◆ Do this:
Write out the listing exactly as it is given.

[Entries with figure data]
## START
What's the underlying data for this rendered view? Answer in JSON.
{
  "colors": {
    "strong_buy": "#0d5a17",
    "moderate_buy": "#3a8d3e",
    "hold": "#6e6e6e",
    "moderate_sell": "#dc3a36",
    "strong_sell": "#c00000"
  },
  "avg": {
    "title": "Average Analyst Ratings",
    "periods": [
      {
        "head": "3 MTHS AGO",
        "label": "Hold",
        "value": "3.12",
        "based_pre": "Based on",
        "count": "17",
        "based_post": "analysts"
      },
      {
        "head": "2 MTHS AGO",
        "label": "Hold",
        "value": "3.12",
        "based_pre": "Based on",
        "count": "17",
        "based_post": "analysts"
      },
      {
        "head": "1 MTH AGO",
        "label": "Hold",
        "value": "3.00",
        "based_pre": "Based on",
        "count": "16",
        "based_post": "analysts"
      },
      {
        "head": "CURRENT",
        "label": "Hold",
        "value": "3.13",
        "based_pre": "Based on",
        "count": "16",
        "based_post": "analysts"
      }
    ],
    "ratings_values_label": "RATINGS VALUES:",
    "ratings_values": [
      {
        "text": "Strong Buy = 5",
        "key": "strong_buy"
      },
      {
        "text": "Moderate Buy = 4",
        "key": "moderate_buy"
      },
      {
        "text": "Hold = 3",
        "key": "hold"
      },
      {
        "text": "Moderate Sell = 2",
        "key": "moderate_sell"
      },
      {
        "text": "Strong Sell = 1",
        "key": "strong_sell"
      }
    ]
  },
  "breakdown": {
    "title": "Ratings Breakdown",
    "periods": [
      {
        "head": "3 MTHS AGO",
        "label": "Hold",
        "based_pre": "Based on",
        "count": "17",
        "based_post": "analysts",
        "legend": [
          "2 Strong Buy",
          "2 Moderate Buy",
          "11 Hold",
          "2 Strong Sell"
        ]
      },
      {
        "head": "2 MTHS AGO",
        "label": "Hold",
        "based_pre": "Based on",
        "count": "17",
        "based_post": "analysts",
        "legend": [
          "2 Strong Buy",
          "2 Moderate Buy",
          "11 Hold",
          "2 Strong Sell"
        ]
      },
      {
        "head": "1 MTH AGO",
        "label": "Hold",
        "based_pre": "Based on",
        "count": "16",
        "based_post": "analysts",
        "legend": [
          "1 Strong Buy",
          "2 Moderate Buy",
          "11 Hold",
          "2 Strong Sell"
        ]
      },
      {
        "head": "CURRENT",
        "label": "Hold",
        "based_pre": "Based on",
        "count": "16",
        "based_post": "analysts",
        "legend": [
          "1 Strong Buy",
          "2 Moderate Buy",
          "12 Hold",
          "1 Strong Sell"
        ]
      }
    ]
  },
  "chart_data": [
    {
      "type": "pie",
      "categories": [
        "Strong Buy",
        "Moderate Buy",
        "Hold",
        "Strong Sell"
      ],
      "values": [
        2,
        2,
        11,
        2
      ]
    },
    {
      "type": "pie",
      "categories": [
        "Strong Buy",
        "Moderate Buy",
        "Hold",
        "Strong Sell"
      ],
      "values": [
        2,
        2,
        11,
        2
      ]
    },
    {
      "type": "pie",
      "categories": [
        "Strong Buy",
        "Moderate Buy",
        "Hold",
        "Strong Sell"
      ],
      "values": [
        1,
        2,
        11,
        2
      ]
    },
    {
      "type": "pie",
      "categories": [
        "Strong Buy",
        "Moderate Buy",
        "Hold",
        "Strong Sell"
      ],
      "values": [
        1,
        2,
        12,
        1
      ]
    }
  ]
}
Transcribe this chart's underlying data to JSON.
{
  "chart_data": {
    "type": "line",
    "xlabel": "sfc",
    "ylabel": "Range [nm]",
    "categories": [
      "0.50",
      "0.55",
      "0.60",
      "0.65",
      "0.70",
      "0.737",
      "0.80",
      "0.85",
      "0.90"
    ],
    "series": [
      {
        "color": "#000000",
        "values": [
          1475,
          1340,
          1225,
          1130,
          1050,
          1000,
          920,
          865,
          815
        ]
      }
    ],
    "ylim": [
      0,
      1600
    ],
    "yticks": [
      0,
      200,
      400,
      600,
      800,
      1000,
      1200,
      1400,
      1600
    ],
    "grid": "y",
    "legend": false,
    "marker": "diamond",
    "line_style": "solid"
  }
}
## END
◆ Final result:
What's the underlying data for this rendered view? Answer in JSON.
{
  "colors": {
    "strong_buy": "#0d5a17",
    "moderate_buy": "#3a8d3e",
    "hold": "#6e6e6e",
    "moderate_sell": "#dc3a36",
    "strong_sell": "#c00000"
  },
  "avg": {
    "title": "Average Analyst Ratings",
    "periods": [
      {
        "head": "3 MTHS AGO",
        "label": "Hold",
        "value": "3.12",
        "based_pre": "Based on",
        "count": "17",
        "based_post": "analysts"
      },
      {
        "head": "2 MTHS AGO",
        "label": "Hold",
        "value": "3.12",
        "based_pre": "Based on",
        "count": "17",
        "based_post": "analysts"
      },
      {
        "head": "1 MTH AGO",
        "label": "Hold",
        "value": "3.00",
        "based_pre": "Based on",
        "count": "16",
        "based_post": "analysts"
      },
      {
        "head": "CURRENT",
        "label": "Hold",
        "value": "3.13",
        "based_pre": "Based on",
        "count": "16",
        "based_post": "analysts"
      }
    ],
    "ratings_values_label": "RATINGS VALUES:",
    "ratings_values": [
      {
        "text": "Strong Buy = 5",
        "key": "strong_buy"
      },
      {
        "text": "Moderate Buy = 4",
        "key": "moderate_buy"
      },
      {
        "text": "Hold = 3",
        "key": "hold"
      },
      {
        "text": "Moderate Sell = 2",
        "key": "moderate_sell"
      },
      {
        "text": "Strong Sell = 1",
        "key": "strong_sell"
      }
    ]
  },
  "breakdown": {
    "title": "Ratings Breakdown",
    "periods": [
      {
        "head": "3 MTHS AGO",
        "label": "Hold",
        "based_pre": "Based on",
        "count": "17",
        "based_post": "analysts",
        "legend": [
          "2 Strong Buy",
          "2 Moderate Buy",
          "11 Hold",
          "2 Strong Sell"
        ]
      },
      {
        "head": "2 MTHS AGO",
        "label": "Hold",
        "based_pre": "Based on",
        "count": "17",
        "based_post": "analysts",
        "legend": [
          "2 Strong Buy",
          "2 Moderate Buy",
          "11 Hold",
          "2 Strong Sell"
        ]
      },
      {
        "head": "1 MTH AGO",
        "label": "Hold",
        "based_pre": "Based on",
        "count": "16",
        "based_post": "analysts",
        "legend": [
          "1 Strong Buy",
          "2 Moderate Buy",
          "11 Hold",
          "2 Strong Sell"
        ]
      },
      {
        "head": "CURRENT",
        "label": "Hold",
        "based_pre": "Based on",
        "count": "16",
        "based_post": "analysts",
        "legend": [
          "1 Strong Buy",
          "2 Moderate Buy",
          "12 Hold",
          "1 Strong Sell"
        ]
      }
    ]
  },
  "chart_data": [
    {
      "type": "pie",
      "categories": [
        "Strong Buy",
        "Moderate Buy",
        "Hold",
        "Strong Sell"
      ],
      "values": [
        2,
        2,
        11,
        2
      ]
    },
    {
      "type": "pie",
      "categories": [
        "Strong Buy",
        "Moderate Buy",
        "Hold",
        "Strong Sell"
      ],
      "values": [
        2,
        2,
        11,
        2
      ]
    },
    {
      "type": "pie",
      "categories": [
        "Strong Buy",
        "Moderate Buy",
        "Hold",
        "Strong Sell"
      ],
      "values": [
        1,
        2,
        11,
        2
      ]
    },
    {
      "type": "pie",
      "categories": [
        "Strong Buy",
        "Moderate Buy",
        "Hold",
        "Strong Sell"
      ],
      "values": [
        1,
        2,
        12,
        1
      ]
    }
  ]
}
Transcribe this chart's underlying data to JSON.
{
  "chart_data": {
    "type": "line",
    "xlabel": "sfc",
    "ylabel": "Range [nm]",
    "categories": [
      "0.50",
      "0.55",
      "0.60",
      "0.65",
      "0.70",
      "0.737",
      "0.80",
      "0.85",
      "0.90"
    ],
    "series": [
      {
        "color": "#000000",
        "values": [
          1475,
          1340,
          1225,
          1130,
          1050,
          1000,
          920,
          865,
          815
        ]
      }
    ],
    "ylim": [
      0,
      1600
    ],
    "yticks": [
      0,
      200,
      400,
      600,
      800,
      1000,
      1200,
      1400,
      1600
    ],
    "grid": "y",
    "legend": false,
    "marker": "diamond",
    "line_style": "solid"
  }
}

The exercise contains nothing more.